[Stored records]
##########
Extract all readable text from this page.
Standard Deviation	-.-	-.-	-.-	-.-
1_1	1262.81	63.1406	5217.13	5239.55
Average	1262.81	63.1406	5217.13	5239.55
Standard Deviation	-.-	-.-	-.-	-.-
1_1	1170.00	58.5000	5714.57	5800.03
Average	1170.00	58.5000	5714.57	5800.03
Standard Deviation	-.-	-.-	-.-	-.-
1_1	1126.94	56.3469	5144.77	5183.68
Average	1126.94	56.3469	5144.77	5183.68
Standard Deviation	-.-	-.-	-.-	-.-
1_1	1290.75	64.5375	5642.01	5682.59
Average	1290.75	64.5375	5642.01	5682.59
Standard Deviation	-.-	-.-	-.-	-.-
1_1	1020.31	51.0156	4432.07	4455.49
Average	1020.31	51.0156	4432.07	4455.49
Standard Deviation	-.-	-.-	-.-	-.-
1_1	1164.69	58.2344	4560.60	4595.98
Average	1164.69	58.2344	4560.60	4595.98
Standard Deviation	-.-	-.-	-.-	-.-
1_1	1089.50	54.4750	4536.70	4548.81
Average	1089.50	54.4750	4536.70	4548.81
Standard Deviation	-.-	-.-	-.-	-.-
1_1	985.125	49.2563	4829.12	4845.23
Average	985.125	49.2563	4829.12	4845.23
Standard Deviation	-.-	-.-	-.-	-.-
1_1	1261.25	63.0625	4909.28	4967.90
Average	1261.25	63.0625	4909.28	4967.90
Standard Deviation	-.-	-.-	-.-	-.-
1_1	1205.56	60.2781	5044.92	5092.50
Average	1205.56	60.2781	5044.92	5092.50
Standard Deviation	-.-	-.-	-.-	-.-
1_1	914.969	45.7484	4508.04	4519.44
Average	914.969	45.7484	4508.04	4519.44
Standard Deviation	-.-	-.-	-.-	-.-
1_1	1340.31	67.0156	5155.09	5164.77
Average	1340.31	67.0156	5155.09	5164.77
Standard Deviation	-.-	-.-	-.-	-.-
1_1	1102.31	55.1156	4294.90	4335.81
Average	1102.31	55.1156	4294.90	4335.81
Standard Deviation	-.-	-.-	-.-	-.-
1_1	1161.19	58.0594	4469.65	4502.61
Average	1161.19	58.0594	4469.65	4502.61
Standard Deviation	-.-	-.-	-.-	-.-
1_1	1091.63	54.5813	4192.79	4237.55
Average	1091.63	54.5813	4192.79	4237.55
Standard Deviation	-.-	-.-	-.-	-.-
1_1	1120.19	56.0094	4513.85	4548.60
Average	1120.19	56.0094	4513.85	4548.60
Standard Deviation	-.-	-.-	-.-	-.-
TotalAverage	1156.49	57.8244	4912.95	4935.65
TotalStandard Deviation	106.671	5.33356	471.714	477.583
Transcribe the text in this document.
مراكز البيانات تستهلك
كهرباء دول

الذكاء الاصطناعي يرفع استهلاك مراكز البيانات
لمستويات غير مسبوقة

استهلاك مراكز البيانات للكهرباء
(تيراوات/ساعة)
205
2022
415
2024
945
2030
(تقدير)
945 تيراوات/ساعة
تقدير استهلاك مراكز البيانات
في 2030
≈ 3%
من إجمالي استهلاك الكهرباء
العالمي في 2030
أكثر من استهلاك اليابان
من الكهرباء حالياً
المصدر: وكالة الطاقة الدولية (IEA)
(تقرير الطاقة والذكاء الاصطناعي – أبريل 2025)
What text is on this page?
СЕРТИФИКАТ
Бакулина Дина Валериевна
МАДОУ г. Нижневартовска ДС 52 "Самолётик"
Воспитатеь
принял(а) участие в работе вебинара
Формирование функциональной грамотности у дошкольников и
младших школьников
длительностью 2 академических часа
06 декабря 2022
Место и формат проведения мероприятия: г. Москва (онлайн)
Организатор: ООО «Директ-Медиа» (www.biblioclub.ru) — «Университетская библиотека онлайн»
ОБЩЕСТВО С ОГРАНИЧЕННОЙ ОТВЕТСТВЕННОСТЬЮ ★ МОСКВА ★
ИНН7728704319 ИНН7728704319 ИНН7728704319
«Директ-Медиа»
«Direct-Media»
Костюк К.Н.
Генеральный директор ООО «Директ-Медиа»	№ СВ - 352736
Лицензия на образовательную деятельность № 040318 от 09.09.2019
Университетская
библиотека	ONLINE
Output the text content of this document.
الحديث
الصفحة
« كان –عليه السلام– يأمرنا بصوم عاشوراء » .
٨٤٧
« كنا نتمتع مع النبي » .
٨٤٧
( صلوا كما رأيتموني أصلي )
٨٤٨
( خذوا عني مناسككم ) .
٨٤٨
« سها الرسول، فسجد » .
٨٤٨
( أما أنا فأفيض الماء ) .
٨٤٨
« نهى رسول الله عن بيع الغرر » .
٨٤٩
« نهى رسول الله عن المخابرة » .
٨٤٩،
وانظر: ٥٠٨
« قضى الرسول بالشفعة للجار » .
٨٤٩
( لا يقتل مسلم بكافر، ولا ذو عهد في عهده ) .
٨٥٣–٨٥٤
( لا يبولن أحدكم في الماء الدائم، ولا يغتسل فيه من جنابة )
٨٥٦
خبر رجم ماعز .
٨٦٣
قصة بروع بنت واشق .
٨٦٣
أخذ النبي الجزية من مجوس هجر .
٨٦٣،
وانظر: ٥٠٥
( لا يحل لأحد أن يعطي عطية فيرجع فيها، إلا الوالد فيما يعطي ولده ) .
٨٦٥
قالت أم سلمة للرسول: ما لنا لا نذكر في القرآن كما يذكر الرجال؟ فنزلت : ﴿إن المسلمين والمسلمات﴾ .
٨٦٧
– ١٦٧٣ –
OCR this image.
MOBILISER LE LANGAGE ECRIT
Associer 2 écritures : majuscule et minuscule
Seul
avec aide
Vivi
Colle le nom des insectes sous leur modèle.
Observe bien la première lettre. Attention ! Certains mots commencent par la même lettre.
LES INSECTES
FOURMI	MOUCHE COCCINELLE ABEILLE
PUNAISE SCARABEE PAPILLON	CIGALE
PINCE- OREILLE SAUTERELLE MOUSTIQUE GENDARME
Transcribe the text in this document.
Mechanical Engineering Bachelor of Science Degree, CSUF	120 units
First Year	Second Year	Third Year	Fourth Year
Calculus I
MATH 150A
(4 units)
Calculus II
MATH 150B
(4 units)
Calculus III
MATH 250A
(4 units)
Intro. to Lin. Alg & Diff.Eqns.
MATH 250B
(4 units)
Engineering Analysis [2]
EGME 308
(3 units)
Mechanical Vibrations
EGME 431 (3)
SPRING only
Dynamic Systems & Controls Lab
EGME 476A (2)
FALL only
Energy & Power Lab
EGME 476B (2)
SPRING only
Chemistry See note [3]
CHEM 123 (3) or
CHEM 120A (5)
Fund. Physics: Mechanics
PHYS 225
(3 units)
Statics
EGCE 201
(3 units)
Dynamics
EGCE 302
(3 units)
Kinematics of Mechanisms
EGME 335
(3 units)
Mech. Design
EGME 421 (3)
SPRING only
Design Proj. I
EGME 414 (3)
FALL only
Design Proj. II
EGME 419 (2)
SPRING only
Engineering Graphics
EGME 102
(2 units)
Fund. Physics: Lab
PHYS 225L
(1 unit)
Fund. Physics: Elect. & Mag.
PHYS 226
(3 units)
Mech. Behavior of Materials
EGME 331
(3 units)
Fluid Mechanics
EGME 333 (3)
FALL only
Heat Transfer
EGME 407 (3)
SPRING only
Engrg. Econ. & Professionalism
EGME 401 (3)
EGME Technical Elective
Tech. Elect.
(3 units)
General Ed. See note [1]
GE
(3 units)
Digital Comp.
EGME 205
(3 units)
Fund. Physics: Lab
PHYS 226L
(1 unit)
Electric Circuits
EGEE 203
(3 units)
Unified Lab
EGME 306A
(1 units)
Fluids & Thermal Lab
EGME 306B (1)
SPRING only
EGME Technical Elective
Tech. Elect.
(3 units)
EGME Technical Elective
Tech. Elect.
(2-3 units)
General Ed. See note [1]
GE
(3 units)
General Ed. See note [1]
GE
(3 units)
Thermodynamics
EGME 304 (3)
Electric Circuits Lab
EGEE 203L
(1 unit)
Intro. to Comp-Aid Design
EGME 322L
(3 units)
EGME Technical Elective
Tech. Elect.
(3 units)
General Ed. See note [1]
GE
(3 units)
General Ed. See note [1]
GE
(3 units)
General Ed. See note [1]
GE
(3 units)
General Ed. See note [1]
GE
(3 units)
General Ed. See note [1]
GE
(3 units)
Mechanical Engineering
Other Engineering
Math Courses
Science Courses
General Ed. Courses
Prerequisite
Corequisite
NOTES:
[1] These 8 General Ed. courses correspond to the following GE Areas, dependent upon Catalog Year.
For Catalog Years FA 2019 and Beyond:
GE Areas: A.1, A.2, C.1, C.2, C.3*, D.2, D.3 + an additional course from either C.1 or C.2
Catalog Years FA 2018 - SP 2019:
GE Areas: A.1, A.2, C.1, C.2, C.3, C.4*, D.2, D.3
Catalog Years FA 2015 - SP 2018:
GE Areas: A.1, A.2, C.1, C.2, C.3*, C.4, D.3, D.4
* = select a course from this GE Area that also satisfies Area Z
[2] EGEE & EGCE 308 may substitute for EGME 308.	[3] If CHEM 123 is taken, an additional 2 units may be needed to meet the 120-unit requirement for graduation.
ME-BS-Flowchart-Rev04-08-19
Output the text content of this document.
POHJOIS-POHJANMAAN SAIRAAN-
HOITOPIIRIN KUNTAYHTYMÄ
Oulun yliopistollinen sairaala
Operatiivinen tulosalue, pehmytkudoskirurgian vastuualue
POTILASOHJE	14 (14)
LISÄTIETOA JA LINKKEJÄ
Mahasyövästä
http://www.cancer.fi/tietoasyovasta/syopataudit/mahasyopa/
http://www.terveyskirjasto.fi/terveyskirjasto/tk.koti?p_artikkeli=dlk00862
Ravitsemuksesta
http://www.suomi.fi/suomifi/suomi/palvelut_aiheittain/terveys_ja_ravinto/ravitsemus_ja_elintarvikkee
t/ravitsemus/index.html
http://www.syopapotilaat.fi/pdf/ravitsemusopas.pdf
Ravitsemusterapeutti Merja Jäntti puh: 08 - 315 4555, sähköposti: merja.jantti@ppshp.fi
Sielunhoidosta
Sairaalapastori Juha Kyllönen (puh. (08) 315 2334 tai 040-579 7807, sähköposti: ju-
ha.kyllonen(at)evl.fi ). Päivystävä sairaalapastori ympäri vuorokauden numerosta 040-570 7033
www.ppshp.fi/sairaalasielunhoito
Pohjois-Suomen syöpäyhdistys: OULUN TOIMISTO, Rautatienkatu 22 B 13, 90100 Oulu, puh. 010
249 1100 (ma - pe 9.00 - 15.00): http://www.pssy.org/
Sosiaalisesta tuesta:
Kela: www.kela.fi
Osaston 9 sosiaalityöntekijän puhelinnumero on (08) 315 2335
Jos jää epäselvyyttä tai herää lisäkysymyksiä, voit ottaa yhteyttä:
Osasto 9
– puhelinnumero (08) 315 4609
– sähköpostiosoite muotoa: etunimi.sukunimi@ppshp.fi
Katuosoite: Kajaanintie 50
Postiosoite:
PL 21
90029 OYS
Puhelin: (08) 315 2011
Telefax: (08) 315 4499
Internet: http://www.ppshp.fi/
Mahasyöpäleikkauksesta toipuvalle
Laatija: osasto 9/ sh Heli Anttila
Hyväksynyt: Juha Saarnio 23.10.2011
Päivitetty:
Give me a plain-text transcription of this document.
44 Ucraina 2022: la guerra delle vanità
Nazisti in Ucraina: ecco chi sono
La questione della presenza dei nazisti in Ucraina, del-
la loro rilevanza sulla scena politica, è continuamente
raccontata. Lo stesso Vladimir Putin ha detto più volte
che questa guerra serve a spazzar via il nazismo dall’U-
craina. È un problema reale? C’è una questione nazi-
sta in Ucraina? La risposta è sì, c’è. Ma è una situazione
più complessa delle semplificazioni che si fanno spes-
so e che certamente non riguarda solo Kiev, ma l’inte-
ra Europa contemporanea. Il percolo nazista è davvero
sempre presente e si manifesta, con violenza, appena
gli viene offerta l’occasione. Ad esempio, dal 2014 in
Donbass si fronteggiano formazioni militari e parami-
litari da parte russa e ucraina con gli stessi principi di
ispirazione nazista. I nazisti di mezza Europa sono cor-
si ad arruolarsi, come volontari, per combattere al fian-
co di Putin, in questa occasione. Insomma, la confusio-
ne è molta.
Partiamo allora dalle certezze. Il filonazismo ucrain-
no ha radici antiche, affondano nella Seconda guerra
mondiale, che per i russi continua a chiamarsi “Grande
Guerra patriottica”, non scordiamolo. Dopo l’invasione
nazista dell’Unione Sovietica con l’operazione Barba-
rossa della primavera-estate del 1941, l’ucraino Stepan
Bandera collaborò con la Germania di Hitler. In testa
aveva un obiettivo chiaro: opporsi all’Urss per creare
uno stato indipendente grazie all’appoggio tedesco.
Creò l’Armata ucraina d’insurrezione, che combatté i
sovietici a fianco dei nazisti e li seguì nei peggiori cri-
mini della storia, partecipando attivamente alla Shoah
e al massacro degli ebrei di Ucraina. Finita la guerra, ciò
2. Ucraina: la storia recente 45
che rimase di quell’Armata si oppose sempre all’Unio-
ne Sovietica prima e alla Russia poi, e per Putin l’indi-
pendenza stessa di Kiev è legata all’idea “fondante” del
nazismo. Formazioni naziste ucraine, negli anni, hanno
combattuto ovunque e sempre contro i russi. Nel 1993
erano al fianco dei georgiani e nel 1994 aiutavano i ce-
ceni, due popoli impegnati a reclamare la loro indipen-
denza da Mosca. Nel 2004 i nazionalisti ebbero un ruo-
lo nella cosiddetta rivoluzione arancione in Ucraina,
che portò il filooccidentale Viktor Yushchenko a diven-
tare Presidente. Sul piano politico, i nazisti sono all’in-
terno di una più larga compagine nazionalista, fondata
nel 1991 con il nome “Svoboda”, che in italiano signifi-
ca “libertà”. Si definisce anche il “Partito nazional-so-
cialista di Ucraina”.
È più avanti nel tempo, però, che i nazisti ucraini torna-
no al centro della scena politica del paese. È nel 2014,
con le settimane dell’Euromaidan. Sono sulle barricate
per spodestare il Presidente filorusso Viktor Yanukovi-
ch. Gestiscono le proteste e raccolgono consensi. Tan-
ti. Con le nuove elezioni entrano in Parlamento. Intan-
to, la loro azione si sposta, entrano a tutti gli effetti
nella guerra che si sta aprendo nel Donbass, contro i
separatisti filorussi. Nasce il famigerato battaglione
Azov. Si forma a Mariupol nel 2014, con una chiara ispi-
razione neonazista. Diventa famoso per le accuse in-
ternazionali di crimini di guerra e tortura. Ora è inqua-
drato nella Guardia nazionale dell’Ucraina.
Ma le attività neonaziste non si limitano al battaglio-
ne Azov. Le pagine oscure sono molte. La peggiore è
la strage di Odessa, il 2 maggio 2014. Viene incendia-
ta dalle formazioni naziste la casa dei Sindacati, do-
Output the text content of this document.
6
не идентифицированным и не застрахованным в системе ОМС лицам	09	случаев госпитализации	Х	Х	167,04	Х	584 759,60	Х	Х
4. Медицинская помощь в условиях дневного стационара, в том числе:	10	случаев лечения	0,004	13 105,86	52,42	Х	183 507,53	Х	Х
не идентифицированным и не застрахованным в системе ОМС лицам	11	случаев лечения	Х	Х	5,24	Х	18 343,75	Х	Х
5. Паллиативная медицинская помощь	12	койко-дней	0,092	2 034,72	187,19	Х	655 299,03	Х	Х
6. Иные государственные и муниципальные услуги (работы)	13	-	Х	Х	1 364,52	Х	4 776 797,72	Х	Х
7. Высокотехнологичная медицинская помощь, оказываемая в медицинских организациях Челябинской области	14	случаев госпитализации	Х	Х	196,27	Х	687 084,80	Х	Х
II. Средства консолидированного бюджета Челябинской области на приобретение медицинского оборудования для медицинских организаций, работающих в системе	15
##########
- _CHALLENGE_: Take every line from the data above that holds "лечения" and copy it out.

- _EXERCISE RESPONSE_:
4. Медицинская помощь в условиях дневного стационара, в том числе:	10	случаев лечения	0,004	13 105,86	52,42	Х	183 507,53	Х	Х
не идентифицированным и не застрахованным в системе ОМС лицам	11	случаев лечения	Х	Х	5,24	Х	18 343,75	Х	Х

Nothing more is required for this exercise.